┌─ Dataset
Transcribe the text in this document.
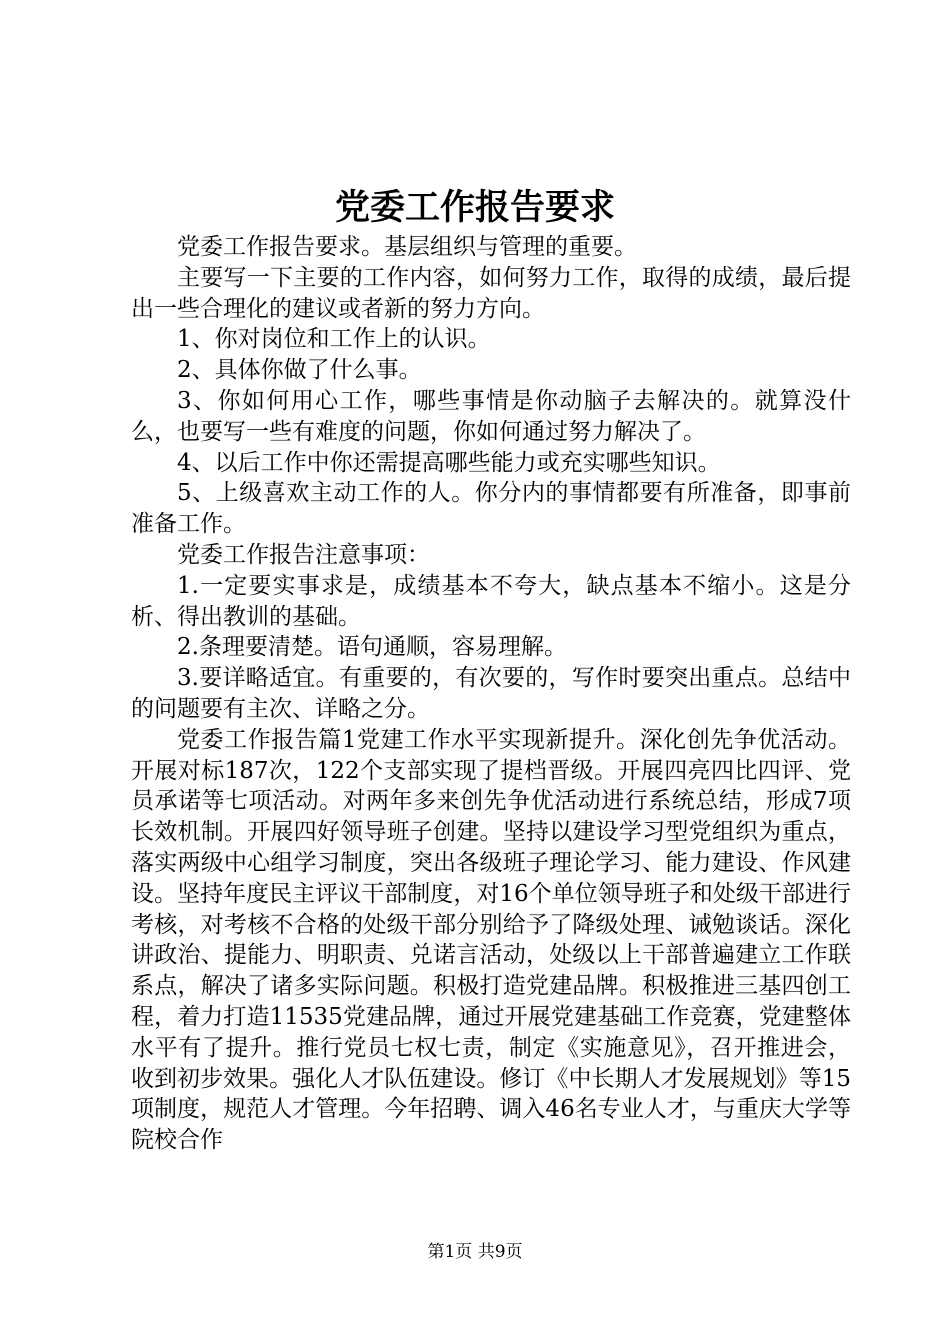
党委工作报告要求

党委工作报告要求。基层组织与管理的重要。

主要写一下主要的工作内容，如何努力工作，取得的成绩，最后提出一些合理化的建议或者新的努力方向。

1、你对岗位和工作上的认识。

2、具体你做了什么事。

3、你如何用心工作，哪些事情是你动脑子去解决的。就算没什么，也要写一些有难度的问题，你如何通过努力解决了。

4、以后工作中你还需提高哪些能力或充实哪些知识。

5、上级喜欢主动工作的人。你分内的事情都要有所准备，即事前准备工作。

党委工作报告注意事项：

1.一定要实事求是，成绩基本不夸大，缺点基本不缩小。这是分析、得出教训的基础。

2.条理要清楚。语句通顺，容易理解。

3.要详略适宜。有重要的，有次要的，写作时要突出重点。总结中的问题要有主次、详略之分。

党委工作报告篇1党建工作水平实现新提升。深化创先争优活动。开展对标187次，122个支部实现了提档晋级。开展四亮四比四评、党员承诺等七项活动。对两年多来创先争优活动进行系统总结，形成7项长效机制。开展四好领导班子创建。坚持以建设学习型党组织为重点，落实两级中心组学习制度，突出各级班子理论学习、能力建设、作风建设。坚持年度民主评议干部制度，对16个单位领导班子和处级干部进行考核，对考核不合格的处级干部分别给予了降级处理、诫勉谈话。深化讲政治、提能力、明职责、兑诺言活动，处级以上干部普遍建立工作联系点，解决了诸多实际问题。积极打造党建品牌。积极推进三基四创工程，着力打造11535党建品牌，通过开展党建基础工作竞赛，党建整体水平有了提升。推行党员七权七责，制定《实施意见》，召开推进会，收到初步效果。强化人才队伍建设。修订《中长期人才发展规划》等15项制度，规范人才管理。今年招聘、调入46名专业人才，与重庆大学等院校合作

第1页 共9页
└─
Problem: Produce an exact copy of each line of data, skipping embedded images.

Solution for this exercise:
Transcribe the text in this document.
党委工作报告要求

党委工作报告要求。基层组织与管理的重要。

主要写一下主要的工作内容，如何努力工作，取得的成绩，最后提出一些合理化的建议或者新的努力方向。

1、你对岗位和工作上的认识。

2、具体你做了什么事。

3、你如何用心工作，哪些事情是你动脑子去解决的。就算没什么，也要写一些有难度的问题，你如何通过努力解决了。

4、以后工作中你还需提高哪些能力或充实哪些知识。

5、上级喜欢主动工作的人。你分内的事情都要有所准备，即事前准备工作。

党委工作报告注意事项：

1.一定要实事求是，成绩基本不夸大，缺点基本不缩小。这是分析、得出教训的基础。

2.条理要清楚。语句通顺，容易理解。

3.要详略适宜。有重要的，有次要的，写作时要突出重点。总结中的问题要有主次、详略之分。

党委工作报告篇1党建工作水平实现新提升。深化创先争优活动。开展对标187次，122个支部实现了提档晋级。开展四亮四比四评、党员承诺等七项活动。对两年多来创先争优活动进行系统总结，形成7项长效机制。开展四好领导班子创建。坚持以建设学习型党组织为重点，落实两级中心组学习制度，突出各级班子理论学习、能力建设、作风建设。坚持年度民主评议干部制度，对16个单位领导班子和处级干部进行考核，对考核不合格的处级干部分别给予了降级处理、诫勉谈话。深化讲政治、提能力、明职责、兑诺言活动，处级以上干部普遍建立工作联系点，解决了诸多实际问题。积极打造党建品牌。积极推进三基四创工程，着力打造11535党建品牌，通过开展党建基础工作竞赛，党建整体水平有了提升。推行党员七权七责，制定《实施意见》，召开推进会，收到初步效果。强化人才队伍建设。修订《中长期人才发展规划》等15项制度，规范人才管理。今年招聘、调入46名专业人才，与重庆大学等院校合作

第1页 共9页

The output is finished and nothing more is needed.